-- Goal of the exercise --
For the records that follow, return only the count of lines containing the string "betalning".

-- Data entries --
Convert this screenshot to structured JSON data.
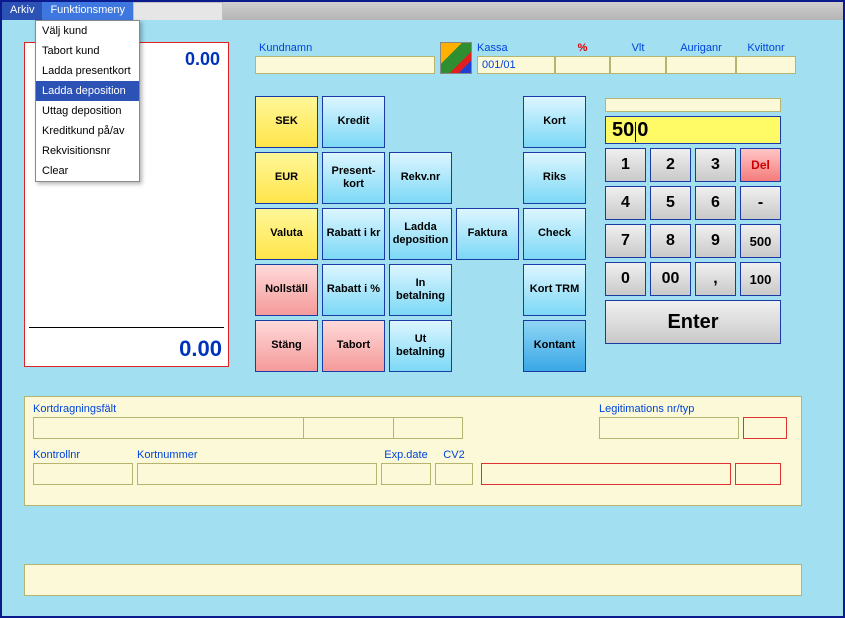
{
  "menubar": {
    "arkiv": "Arkiv",
    "funk": "Funktionsmeny"
  },
  "dropdown": {
    "items": [
      "Välj kund",
      "Tabort kund",
      "Ladda presentkort",
      "Ladda deposition",
      "Uttag deposition",
      "Kreditkund på/av",
      "Rekvisitionsnr",
      "Clear"
    ],
    "selectedIndex": 3
  },
  "receipt": {
    "top": "0.00",
    "bottom": "0.00"
  },
  "header": {
    "labels": {
      "kundnamn": "Kundnamn",
      "kassa": "Kassa",
      "pct": "%",
      "vlt": "Vlt",
      "auriganr": "Auriganr",
      "kvittonr": "Kvittonr"
    },
    "values": {
      "kassa": "001/01"
    }
  },
  "fn": {
    "sek": "SEK",
    "kredit": "Kredit",
    "kort": "Kort",
    "eur": "EUR",
    "presentkort": "Present-\nkort",
    "rekvnr": "Rekv.nr",
    "riks": "Riks",
    "valuta": "Valuta",
    "rabattkr": "Rabatt i kr",
    "laddadep": "Ladda deposition",
    "faktura": "Faktura",
    "check": "Check",
    "nollstall": "Nollställ",
    "rabattpct": "Rabatt i %",
    "inbet": "In betalning",
    "korttrm": "Kort TRM",
    "stang": "Stäng",
    "tabort": "Tabort",
    "utbet": "Ut betalning",
    "kontant": "Kontant"
  },
  "display": {
    "value_before": "50",
    "value_after": "0"
  },
  "keypad": {
    "r1": [
      "1",
      "2",
      "3",
      "Del"
    ],
    "r2": [
      "4",
      "5",
      "6",
      "-"
    ],
    "r3": [
      "7",
      "8",
      "9",
      "500"
    ],
    "r4": [
      "0",
      "00",
      ",",
      "100"
    ],
    "enter": "Enter"
  },
  "card": {
    "kortdrag": "Kortdragningsfält",
    "legit": "Legitimations nr/typ",
    "kontrollnr": "Kontrollnr",
    "kortnummer": "Kortnummer",
    "expdate": "Exp.date",
    "cv2": "CV2"
  }
}
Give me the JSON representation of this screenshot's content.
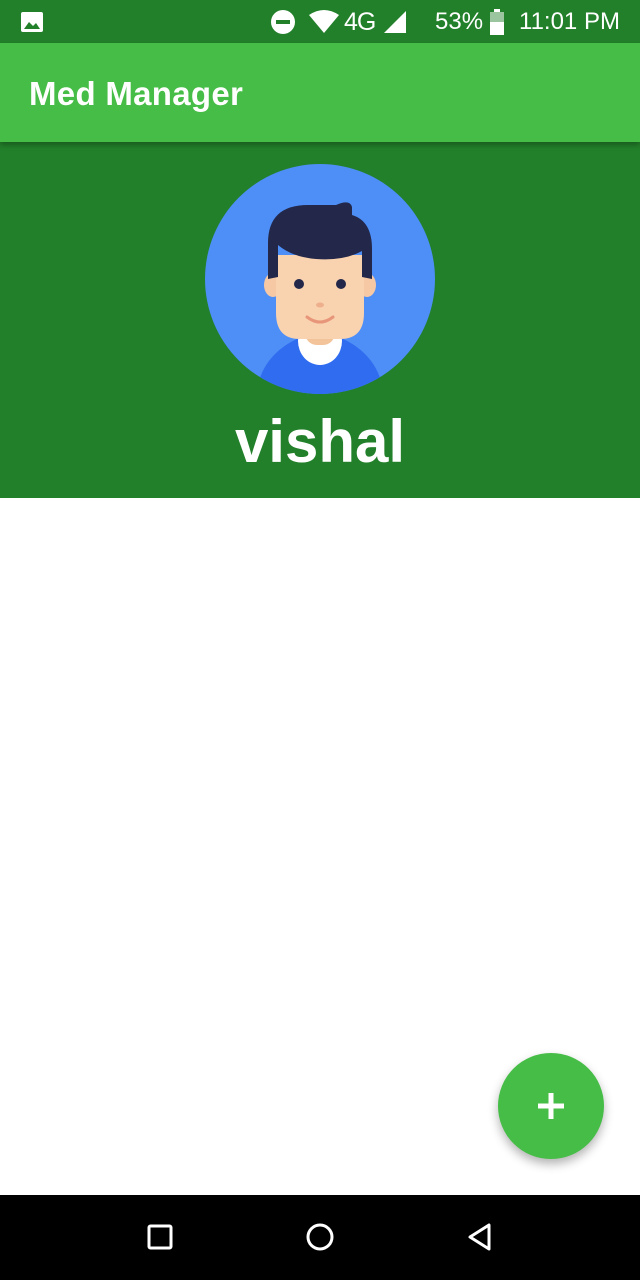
{
  "status_bar": {
    "network": "4G",
    "battery": "53%",
    "time": "11:01 PM",
    "icons": [
      "gallery-icon",
      "dnd-icon",
      "wifi-icon",
      "signal-icon",
      "battery-icon"
    ]
  },
  "app_bar": {
    "title": "Med Manager"
  },
  "profile": {
    "name": "vishal",
    "avatar_icon": "avatar-boy-icon"
  },
  "fab": {
    "icon": "plus-icon"
  },
  "nav_bar": {
    "buttons": [
      "recents-icon",
      "home-icon",
      "back-icon"
    ]
  },
  "colors": {
    "status_bar": "#227f2a",
    "app_bar": "#46bd46",
    "header": "#227f2a",
    "fab": "#46bd46",
    "avatar_bg": "#4d8ef7"
  }
}
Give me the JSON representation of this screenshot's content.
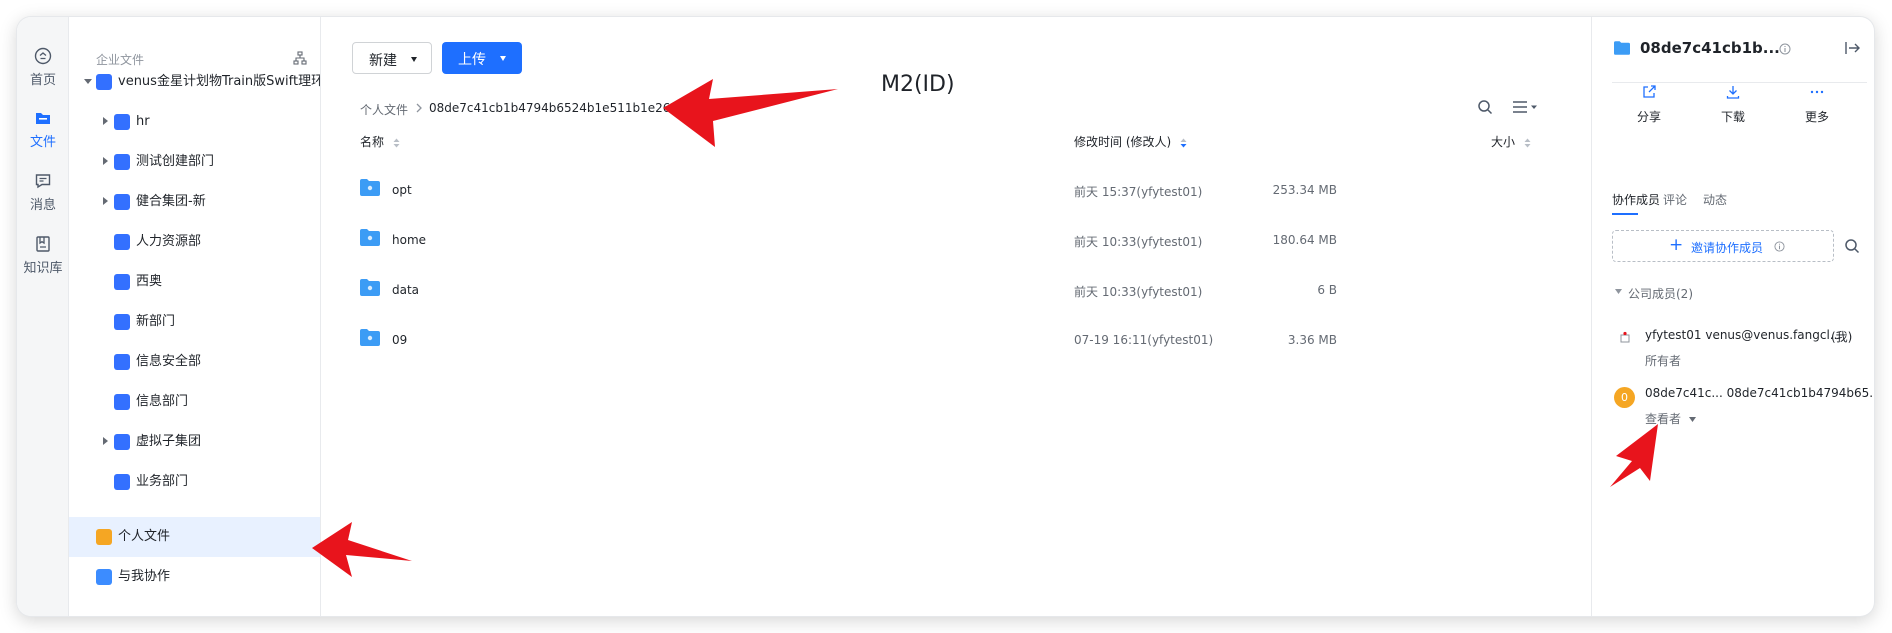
{
  "nav_rail": {
    "items": [
      {
        "label": "首页",
        "icon": "home-icon"
      },
      {
        "label": "文件",
        "icon": "files-icon",
        "active": true
      },
      {
        "label": "消息",
        "icon": "message-icon"
      },
      {
        "label": "知识库",
        "icon": "knowledge-base-icon"
      }
    ]
  },
  "tree": {
    "header": "企业文件",
    "items": [
      {
        "label": "venus金星计划物Train版Swift理环",
        "depth": 0,
        "expand": "down"
      },
      {
        "label": "hr",
        "depth": 1,
        "expand": "right"
      },
      {
        "label": "测试创建部门",
        "depth": 1,
        "expand": "right"
      },
      {
        "label": "健合集团-新",
        "depth": 1,
        "expand": "right"
      },
      {
        "label": "人力资源部",
        "depth": 1,
        "expand": "none"
      },
      {
        "label": "西奥",
        "depth": 1,
        "expand": "none"
      },
      {
        "label": "新部门",
        "depth": 1,
        "expand": "none"
      },
      {
        "label": "信息安全部",
        "depth": 1,
        "expand": "none"
      },
      {
        "label": "信息部门",
        "depth": 1,
        "expand": "none"
      },
      {
        "label": "虚拟子集团",
        "depth": 1,
        "expand": "right"
      },
      {
        "label": "业务部门",
        "depth": 1,
        "expand": "none"
      }
    ],
    "personal": "个人文件",
    "shared": "与我协作"
  },
  "toolbar": {
    "new_label": "新建",
    "upload_label": "上传"
  },
  "breadcrumb": {
    "root": "个人文件",
    "current": "08de7c41cb1b4794b6524b1e511b1e26"
  },
  "annotation": "M2(ID)",
  "table": {
    "headers": {
      "name": "名称",
      "modified": "修改时间 (修改人)",
      "size": "大小"
    },
    "rows": [
      {
        "name": "opt",
        "modified": "前天 15:37(yfytest01)",
        "size": "253.34 MB"
      },
      {
        "name": "home",
        "modified": "前天 10:33(yfytest01)",
        "size": "180.64 MB"
      },
      {
        "name": "data",
        "modified": "前天 10:33(yfytest01)",
        "size": "6 B"
      },
      {
        "name": "09",
        "modified": "07-19 16:11(yfytest01)",
        "size": "3.36 MB"
      }
    ]
  },
  "panel": {
    "title": "08de7c41cb1b...",
    "actions": [
      {
        "label": "分享",
        "icon": "share-icon"
      },
      {
        "label": "下载",
        "icon": "download-icon"
      },
      {
        "label": "更多",
        "icon": "more-icon"
      }
    ],
    "tabs": [
      "协作成员",
      "评论",
      "动态"
    ],
    "invite_label": "邀请协作成员",
    "group_title": "公司成员(2)",
    "members": [
      {
        "name": "yfytest01 venus@venus.fangcl...",
        "role": "所有者",
        "tag": "(我)"
      },
      {
        "name": "08de7c41c...  08de7c41cb1b4794b65...",
        "role": "查看者",
        "avatar": "0"
      }
    ]
  },
  "colors": {
    "accent": "#1e6fff",
    "folder": "#3c9cf5",
    "annotation_arrow": "#e8141c",
    "avatar_orange": "#f5a623"
  }
}
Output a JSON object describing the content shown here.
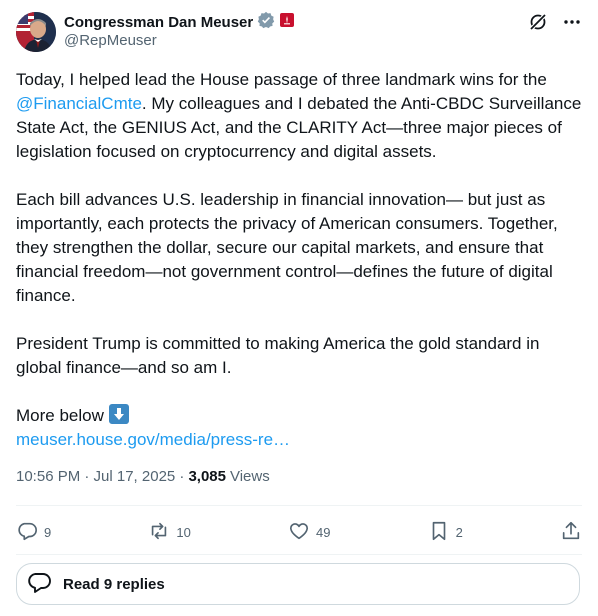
{
  "author": {
    "display_name": "Congressman Dan Meuser",
    "handle": "@RepMeuser"
  },
  "tweet": {
    "p1_a": "Today, I helped lead the House passage of three landmark wins for the ",
    "p1_mention": "@FinancialCmte",
    "p1_b": ". My colleagues and I debated the Anti-CBDC Surveillance State Act, the GENIUS Act, and the CLARITY Act—three major pieces of legislation focused on cryptocurrency and digital assets.",
    "p2": "Each bill advances U.S. leadership in financial innovation— but just as importantly, each protects the privacy of American consumers. Together, they strengthen the dollar, secure our capital markets, and ensure that financial freedom—not government control—defines the future of digital finance.",
    "p3": "President Trump is committed to making America the gold standard in global finance—and so am I.",
    "p4": "More below ",
    "link": "meuser.house.gov/media/press-re…"
  },
  "meta": {
    "time": "10:56 PM · Jul 17, 2025 ·",
    "views_count": "3,085",
    "views_label": "Views"
  },
  "actions": {
    "replies": "9",
    "reposts": "10",
    "likes": "49",
    "bookmarks": "2"
  },
  "read_replies_label": "Read 9 replies",
  "colors": {
    "accent": "#1d9bf0",
    "text": "#0f1419",
    "muted": "#536471",
    "verified_badge": "#829aab",
    "affiliate_badge": "#c8102e"
  },
  "icons": [
    "verified-badge-icon",
    "house-affiliation-icon",
    "grok-icon",
    "more-icon",
    "arrow-down-emoji-icon",
    "reply-icon",
    "repost-icon",
    "like-icon",
    "bookmark-icon",
    "share-icon",
    "replies-bubble-icon"
  ]
}
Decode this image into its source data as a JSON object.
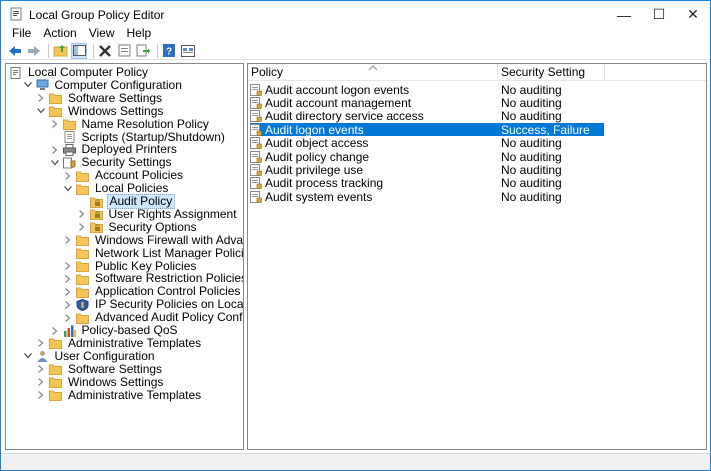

-- Output for this task --
2